*REQUIRED TASK A*: Translate this sentence from the passage on Islamic banks into Spanish: "Of particular interest in our present context is the fact that an official Saudi government audit of the NCB revealed that for over ten years, the bank’s zakat committee had transferred over $74 million to Islamic charities, which then channelled the money to Al Qaeda."

*PASSAGE*:
>>

In addition, Ehrenfeld (2005, pp. 45-51) chronicles numerous cases of other, major name, Islamic banks being involved in the financing of Islamic terrorism through these Sharia-compliant financing structures and mechanisms, including:
• Al-Rajhi Bank: founded in 1987 and one of the top-ten companies in Saudi Arabia, comprising 378 branches in Saudi Arabia and seventeen international subsidiaries in offshore financial centres (mostly in Jersey and other U.K. locations, as well as the Netherlands Antilles), and which was the bank that held the accounts of Al Qaeda’s main European operative, Muhamma Galeb Kalaje Zouaydi, who used the bank to transfer funds directly to the perpetrators of the 9/11, Bali and Madrid attacks. In addition, the bank has extensive connections with, and moves money for, the key Islamic charities which support Al Qaeda and its satellites globally, such the SAAR, the Muslim World League, the International Islamic Relief Organisation and the al-Haramain Islamic Foundation.
• National Commercial Bank (NCB): the first commercial bank of Saudi Arabia, founded in 1950 in Jeddah, and which counted, among its other investments, a 30 per cent controlling shareholding in the corrupt BCCI. Of particular interest in our present context is the fact that an official Saudi government audit of the NCB revealed that for over ten years, the bank’s zakat committee had transferred over $74 million to Islamic charities, which then channelled the money to Al Qaeda.

<<

*INFORMATION SUPPLIED*:
>>

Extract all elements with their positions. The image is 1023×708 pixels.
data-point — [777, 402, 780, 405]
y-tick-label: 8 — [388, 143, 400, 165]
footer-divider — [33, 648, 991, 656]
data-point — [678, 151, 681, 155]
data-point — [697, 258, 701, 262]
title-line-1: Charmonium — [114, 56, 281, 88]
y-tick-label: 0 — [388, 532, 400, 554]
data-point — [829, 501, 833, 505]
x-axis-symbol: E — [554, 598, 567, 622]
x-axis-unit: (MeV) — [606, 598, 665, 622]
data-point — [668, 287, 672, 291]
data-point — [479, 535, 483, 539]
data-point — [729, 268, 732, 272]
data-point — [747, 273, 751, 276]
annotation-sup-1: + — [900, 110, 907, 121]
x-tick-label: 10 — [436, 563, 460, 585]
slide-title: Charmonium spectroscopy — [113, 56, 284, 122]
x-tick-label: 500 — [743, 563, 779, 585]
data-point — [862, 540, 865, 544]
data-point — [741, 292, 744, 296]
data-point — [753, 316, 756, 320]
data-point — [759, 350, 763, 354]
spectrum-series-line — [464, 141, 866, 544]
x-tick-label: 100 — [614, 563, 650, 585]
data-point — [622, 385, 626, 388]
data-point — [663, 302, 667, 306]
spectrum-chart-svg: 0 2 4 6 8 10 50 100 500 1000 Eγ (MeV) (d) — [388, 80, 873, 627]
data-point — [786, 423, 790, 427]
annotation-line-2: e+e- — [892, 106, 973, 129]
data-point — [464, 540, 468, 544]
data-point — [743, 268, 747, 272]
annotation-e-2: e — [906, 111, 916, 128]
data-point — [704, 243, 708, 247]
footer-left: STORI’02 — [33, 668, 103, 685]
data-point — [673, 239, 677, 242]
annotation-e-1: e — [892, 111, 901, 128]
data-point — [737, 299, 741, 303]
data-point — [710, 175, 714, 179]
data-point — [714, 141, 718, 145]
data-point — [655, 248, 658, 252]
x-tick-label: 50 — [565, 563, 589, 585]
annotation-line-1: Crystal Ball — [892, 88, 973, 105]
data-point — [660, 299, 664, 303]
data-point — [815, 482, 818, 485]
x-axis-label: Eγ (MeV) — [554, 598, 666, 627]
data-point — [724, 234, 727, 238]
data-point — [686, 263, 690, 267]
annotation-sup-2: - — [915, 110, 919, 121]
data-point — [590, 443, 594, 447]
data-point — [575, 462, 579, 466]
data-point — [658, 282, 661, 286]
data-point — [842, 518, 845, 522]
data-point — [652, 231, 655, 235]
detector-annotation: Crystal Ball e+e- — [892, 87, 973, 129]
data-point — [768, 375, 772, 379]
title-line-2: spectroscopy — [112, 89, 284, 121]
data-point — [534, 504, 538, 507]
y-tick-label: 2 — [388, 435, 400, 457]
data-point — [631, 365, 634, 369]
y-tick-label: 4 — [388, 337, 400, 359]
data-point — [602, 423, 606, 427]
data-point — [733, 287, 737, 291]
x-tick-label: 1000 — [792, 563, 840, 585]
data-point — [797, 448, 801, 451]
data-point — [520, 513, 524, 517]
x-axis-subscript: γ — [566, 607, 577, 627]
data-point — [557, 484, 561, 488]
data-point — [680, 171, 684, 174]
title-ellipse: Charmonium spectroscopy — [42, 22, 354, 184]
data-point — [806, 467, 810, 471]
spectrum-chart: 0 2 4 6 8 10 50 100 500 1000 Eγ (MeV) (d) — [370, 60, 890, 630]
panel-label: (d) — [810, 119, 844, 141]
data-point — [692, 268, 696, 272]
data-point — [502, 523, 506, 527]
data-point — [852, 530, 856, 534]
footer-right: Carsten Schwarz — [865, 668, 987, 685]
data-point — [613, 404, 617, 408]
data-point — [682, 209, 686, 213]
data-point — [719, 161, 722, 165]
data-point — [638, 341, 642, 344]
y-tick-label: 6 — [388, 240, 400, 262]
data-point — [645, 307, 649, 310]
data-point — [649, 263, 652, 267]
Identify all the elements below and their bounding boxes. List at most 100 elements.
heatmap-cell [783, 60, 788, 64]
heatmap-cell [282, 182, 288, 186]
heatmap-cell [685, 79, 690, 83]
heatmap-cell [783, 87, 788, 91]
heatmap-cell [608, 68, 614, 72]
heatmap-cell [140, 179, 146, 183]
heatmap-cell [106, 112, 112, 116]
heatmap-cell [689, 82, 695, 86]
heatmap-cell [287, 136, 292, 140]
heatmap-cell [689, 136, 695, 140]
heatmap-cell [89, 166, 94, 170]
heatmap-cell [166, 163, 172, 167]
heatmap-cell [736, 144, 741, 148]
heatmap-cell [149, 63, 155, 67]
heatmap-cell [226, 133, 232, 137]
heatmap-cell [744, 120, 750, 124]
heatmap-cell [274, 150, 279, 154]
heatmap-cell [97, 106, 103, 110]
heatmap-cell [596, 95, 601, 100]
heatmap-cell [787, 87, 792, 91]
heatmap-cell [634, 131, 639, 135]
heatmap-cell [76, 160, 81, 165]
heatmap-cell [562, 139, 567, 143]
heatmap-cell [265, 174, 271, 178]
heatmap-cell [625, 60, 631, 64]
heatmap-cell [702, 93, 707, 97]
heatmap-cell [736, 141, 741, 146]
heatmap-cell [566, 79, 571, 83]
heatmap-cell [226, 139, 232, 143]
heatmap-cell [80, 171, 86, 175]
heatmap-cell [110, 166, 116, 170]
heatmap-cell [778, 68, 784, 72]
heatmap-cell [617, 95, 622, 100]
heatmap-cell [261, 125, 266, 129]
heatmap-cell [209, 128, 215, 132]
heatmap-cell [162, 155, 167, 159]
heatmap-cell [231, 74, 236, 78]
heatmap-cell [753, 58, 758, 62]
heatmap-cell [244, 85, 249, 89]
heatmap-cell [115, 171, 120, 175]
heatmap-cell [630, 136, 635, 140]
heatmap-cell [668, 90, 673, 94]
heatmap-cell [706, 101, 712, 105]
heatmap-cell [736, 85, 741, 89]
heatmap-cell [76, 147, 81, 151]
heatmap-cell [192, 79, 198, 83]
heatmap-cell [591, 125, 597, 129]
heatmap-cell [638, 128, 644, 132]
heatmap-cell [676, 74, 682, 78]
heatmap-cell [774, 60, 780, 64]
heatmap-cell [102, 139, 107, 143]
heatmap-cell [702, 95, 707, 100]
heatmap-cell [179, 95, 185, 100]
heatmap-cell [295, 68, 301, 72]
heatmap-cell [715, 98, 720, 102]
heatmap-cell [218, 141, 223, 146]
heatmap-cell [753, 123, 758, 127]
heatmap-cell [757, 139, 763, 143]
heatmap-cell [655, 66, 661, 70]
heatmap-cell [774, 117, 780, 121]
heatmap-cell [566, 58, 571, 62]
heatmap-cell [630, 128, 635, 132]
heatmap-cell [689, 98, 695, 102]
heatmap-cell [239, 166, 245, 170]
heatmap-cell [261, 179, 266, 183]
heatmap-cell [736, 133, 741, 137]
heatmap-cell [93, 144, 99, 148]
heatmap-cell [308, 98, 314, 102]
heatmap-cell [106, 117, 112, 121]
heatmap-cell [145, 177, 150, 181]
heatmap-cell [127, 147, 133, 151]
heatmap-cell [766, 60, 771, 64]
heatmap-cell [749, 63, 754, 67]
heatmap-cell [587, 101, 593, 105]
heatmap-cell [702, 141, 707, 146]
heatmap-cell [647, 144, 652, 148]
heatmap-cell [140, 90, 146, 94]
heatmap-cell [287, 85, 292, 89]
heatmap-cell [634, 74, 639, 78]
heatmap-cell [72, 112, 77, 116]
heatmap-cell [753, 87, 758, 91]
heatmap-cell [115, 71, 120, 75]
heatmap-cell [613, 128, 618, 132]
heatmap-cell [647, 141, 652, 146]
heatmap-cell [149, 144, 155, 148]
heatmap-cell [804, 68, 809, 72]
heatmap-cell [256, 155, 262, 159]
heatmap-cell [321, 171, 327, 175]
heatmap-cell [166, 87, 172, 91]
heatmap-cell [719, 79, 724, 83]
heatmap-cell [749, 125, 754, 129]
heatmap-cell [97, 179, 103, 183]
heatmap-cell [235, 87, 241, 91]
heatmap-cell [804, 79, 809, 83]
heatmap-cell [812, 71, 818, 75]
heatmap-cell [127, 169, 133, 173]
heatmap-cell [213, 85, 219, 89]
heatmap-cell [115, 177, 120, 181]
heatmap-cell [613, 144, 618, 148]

<<

*REQUIRED TASK B*: Output everything in the records from the very first line down to the line containing "data-point — [660, 299, 664, 303]", with both of those lines included.

*CORRECT RESPONSE A*: Resulta de particular interés en nuestro contexto actual el hecho de que una auditoría oficial del gobierno saudí al NCB revelara que, durante más de diez años, el comité de zakat del banco había transferido más de 74 millones de dólares a organizaciones benéficas islámicas, las cuales luego canalizaron ese dinero hacia Al Qaeda.

*CORRECT RESPONSE B*:
Extract all elements with their positions. The image is 1023×708 pixels.
data-point — [777, 402, 780, 405]
y-tick-label: 8 — [388, 143, 400, 165]
footer-divider — [33, 648, 991, 656]
data-point — [678, 151, 681, 155]
data-point — [697, 258, 701, 262]
title-line-1: Charmonium — [114, 56, 281, 88]
y-tick-label: 0 — [388, 532, 400, 554]
data-point — [829, 501, 833, 505]
x-axis-symbol: E — [554, 598, 567, 622]
x-axis-unit: (MeV) — [606, 598, 665, 622]
data-point — [668, 287, 672, 291]
data-point — [479, 535, 483, 539]
data-point — [729, 268, 732, 272]
data-point — [747, 273, 751, 276]
annotation-sup-1: + — [900, 110, 907, 121]
x-tick-label: 10 — [436, 563, 460, 585]
slide-title: Charmonium spectroscopy — [113, 56, 284, 122]
x-tick-label: 500 — [743, 563, 779, 585]
data-point — [862, 540, 865, 544]
data-point — [741, 292, 744, 296]
data-point — [753, 316, 756, 320]
data-point — [759, 350, 763, 354]
spectrum-series-line — [464, 141, 866, 544]
x-tick-label: 100 — [614, 563, 650, 585]
data-point — [622, 385, 626, 388]
data-point — [663, 302, 667, 306]
spectrum-chart-svg: 0 2 4 6 8 10 50 100 500 1000 Eγ (MeV) (d) — [388, 80, 873, 627]
data-point — [786, 423, 790, 427]
annotation-line-2: e+e- — [892, 106, 973, 129]
data-point — [464, 540, 468, 544]
data-point — [743, 268, 747, 272]
annotation-e-2: e — [906, 111, 916, 128]
data-point — [704, 243, 708, 247]
footer-left: STORI’02 — [33, 668, 103, 685]
data-point — [673, 239, 677, 242]
annotation-e-1: e — [892, 111, 901, 128]
data-point — [737, 299, 741, 303]
data-point — [710, 175, 714, 179]
data-point — [714, 141, 718, 145]
data-point — [655, 248, 658, 252]
x-tick-label: 50 — [565, 563, 589, 585]
annotation-line-1: Crystal Ball — [892, 88, 973, 105]
data-point — [660, 299, 664, 303]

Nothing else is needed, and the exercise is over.